Stored data:

- - - - -

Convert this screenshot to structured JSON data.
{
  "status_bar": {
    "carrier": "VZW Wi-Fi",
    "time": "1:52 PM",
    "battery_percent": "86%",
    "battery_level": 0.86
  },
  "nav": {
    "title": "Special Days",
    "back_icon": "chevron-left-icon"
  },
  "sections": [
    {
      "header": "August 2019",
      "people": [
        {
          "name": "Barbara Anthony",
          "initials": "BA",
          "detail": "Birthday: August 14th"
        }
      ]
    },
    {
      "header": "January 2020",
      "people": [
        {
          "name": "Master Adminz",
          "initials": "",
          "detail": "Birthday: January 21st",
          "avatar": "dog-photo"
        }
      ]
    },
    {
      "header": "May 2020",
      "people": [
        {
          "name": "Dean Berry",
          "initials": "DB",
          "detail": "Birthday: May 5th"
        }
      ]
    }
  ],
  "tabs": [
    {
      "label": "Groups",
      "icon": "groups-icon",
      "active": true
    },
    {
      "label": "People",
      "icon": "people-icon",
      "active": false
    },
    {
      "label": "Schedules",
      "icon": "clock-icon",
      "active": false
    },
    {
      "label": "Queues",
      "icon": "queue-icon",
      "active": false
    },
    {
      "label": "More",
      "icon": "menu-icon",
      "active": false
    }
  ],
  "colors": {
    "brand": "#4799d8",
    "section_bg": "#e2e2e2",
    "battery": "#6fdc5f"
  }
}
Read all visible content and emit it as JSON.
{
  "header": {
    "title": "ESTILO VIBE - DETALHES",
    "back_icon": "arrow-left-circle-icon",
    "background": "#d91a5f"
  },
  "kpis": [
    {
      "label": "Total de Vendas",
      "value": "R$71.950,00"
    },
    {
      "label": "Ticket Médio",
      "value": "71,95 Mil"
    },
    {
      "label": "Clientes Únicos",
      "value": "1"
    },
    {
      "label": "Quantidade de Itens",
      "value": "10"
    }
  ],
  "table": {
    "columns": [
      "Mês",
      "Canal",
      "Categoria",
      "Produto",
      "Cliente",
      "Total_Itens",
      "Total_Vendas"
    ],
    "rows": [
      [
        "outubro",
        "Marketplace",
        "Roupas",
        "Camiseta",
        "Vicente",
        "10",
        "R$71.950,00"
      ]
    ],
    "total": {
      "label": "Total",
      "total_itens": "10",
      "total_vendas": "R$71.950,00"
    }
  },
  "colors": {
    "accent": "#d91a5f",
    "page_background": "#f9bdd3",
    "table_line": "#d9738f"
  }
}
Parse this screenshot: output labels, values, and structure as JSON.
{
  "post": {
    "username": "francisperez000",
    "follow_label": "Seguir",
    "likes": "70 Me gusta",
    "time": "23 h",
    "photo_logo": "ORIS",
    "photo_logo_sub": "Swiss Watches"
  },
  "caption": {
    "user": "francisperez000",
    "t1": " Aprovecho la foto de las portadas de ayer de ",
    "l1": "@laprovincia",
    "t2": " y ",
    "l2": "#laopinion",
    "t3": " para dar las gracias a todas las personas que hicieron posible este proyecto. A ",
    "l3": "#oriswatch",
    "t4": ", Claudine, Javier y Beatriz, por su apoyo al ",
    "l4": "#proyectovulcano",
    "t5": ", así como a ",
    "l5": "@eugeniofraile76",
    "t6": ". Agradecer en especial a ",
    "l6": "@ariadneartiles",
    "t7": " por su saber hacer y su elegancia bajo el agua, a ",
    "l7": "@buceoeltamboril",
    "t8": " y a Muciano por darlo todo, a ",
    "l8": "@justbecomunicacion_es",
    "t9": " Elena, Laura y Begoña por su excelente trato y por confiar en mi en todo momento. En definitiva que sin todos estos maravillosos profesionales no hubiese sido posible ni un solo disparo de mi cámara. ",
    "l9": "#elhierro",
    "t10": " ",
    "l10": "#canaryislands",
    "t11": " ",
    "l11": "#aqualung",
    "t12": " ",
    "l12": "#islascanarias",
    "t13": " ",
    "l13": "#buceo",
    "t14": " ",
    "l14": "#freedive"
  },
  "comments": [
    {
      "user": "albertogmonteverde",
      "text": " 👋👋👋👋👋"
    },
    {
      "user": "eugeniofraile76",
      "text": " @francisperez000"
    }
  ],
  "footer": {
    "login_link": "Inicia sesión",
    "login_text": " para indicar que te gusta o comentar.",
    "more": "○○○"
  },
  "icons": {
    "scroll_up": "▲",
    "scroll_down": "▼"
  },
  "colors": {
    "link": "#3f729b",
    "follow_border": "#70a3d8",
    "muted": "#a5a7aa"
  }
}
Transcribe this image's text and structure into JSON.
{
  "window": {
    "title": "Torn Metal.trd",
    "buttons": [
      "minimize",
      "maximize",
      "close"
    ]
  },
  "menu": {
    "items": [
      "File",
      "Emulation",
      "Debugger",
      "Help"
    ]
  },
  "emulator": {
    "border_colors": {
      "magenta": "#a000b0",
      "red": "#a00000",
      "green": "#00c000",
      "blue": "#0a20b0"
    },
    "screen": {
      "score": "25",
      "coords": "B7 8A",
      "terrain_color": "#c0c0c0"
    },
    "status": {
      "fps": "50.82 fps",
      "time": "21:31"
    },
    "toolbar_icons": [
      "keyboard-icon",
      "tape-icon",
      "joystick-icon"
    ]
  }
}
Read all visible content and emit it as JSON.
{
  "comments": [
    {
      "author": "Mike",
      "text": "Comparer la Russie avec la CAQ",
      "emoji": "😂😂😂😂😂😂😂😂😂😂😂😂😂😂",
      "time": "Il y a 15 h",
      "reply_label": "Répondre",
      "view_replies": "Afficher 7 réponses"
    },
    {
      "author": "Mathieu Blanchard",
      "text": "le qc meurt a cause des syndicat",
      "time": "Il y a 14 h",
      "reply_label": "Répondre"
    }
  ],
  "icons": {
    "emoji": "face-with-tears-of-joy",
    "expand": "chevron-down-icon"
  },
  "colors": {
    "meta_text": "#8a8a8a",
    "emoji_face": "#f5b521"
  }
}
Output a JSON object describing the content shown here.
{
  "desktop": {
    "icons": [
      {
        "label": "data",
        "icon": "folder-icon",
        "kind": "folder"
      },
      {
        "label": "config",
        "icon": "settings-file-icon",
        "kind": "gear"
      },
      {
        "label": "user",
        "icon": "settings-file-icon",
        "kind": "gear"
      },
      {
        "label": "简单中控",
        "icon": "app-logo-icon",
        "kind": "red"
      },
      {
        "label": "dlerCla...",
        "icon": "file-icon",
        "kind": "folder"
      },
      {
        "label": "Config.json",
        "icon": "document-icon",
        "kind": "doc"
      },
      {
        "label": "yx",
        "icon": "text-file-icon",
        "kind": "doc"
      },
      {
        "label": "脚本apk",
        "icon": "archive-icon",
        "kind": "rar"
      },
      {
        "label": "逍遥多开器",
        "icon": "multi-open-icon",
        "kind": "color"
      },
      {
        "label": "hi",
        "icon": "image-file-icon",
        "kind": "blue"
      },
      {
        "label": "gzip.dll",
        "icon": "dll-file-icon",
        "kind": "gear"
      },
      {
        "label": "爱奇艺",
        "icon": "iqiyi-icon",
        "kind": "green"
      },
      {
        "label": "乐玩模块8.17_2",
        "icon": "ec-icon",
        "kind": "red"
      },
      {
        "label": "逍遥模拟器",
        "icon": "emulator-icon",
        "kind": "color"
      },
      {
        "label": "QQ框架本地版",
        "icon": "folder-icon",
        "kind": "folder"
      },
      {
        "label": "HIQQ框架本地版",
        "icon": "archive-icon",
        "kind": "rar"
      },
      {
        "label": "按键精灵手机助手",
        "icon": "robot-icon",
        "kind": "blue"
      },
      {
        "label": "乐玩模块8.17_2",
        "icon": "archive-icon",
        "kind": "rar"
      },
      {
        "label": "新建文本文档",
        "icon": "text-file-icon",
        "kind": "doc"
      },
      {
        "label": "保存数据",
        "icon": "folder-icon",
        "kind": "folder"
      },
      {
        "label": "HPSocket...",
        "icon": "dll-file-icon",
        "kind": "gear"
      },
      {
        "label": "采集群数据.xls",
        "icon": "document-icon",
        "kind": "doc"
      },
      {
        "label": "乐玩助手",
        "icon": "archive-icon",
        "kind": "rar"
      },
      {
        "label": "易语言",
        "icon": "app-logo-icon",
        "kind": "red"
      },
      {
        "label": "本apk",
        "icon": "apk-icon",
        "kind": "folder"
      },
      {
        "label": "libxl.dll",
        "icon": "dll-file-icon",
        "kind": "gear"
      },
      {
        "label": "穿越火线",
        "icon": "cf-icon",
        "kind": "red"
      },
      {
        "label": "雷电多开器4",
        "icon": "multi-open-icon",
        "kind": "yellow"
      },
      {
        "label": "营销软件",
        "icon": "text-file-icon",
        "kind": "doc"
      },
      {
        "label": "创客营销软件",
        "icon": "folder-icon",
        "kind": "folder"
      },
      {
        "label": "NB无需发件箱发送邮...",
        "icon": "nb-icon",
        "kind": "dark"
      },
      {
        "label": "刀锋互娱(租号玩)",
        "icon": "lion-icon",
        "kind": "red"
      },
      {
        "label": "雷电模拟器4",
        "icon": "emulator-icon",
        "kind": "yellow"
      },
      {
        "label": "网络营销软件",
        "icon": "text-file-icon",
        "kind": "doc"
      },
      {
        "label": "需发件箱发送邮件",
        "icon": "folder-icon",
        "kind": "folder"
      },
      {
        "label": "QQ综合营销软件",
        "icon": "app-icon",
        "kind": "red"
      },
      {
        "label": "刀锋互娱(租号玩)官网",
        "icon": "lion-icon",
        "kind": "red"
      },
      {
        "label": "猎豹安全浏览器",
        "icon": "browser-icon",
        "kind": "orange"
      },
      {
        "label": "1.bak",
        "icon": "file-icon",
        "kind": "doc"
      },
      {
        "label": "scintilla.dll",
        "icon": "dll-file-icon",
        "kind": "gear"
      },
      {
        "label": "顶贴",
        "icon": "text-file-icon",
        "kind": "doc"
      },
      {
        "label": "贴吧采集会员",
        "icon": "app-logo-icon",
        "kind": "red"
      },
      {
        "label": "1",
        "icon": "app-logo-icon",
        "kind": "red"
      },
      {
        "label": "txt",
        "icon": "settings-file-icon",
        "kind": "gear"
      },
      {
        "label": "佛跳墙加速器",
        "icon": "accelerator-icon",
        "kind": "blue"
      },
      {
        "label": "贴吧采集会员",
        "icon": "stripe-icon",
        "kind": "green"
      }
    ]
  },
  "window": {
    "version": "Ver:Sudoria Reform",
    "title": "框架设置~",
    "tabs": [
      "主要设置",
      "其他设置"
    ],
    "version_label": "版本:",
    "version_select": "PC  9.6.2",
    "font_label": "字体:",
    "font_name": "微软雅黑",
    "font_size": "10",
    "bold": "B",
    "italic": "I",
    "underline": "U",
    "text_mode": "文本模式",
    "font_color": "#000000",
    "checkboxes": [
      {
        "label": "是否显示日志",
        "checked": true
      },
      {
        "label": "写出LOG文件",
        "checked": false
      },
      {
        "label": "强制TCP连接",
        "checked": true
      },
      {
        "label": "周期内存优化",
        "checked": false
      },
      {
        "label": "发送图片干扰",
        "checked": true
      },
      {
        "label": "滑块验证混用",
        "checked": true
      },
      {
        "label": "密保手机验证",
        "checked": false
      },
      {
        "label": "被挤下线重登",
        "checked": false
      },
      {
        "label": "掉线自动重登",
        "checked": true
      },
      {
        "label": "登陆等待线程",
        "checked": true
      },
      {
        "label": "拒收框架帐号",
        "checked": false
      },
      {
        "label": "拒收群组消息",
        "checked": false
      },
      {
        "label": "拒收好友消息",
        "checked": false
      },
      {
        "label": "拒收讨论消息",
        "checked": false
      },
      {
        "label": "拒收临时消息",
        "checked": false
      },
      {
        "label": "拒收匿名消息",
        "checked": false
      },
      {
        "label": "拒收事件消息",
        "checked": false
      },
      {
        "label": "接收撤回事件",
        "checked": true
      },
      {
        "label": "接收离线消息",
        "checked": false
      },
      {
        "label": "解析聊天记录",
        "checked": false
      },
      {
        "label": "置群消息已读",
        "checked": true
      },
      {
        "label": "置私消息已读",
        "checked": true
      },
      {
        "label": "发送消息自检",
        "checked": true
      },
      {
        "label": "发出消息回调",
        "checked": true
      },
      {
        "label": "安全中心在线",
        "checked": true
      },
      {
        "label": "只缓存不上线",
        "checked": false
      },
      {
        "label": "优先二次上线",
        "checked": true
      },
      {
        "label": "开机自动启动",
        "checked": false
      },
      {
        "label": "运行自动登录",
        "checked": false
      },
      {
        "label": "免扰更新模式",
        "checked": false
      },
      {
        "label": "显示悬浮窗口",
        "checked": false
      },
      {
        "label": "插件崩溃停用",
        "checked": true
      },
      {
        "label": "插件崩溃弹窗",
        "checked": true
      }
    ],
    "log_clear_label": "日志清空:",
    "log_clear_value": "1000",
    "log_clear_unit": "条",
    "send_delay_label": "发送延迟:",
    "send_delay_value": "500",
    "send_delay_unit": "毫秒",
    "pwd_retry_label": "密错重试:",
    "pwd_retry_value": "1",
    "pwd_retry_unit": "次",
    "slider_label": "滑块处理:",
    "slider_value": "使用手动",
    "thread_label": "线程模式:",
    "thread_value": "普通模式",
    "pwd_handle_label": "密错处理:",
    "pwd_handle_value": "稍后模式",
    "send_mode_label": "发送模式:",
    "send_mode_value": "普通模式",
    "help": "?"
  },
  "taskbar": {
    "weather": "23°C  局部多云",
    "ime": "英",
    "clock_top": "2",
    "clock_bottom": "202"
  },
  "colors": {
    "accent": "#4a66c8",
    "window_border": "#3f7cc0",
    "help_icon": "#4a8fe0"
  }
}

- - - - -

### Do this
In the records above, locate every line with the string "detail" and copy it.

### Correct output
          "detail": "Birthday: August 14th"
          "detail": "Birthday: January 21st",
          "detail": "Birthday: May 5th"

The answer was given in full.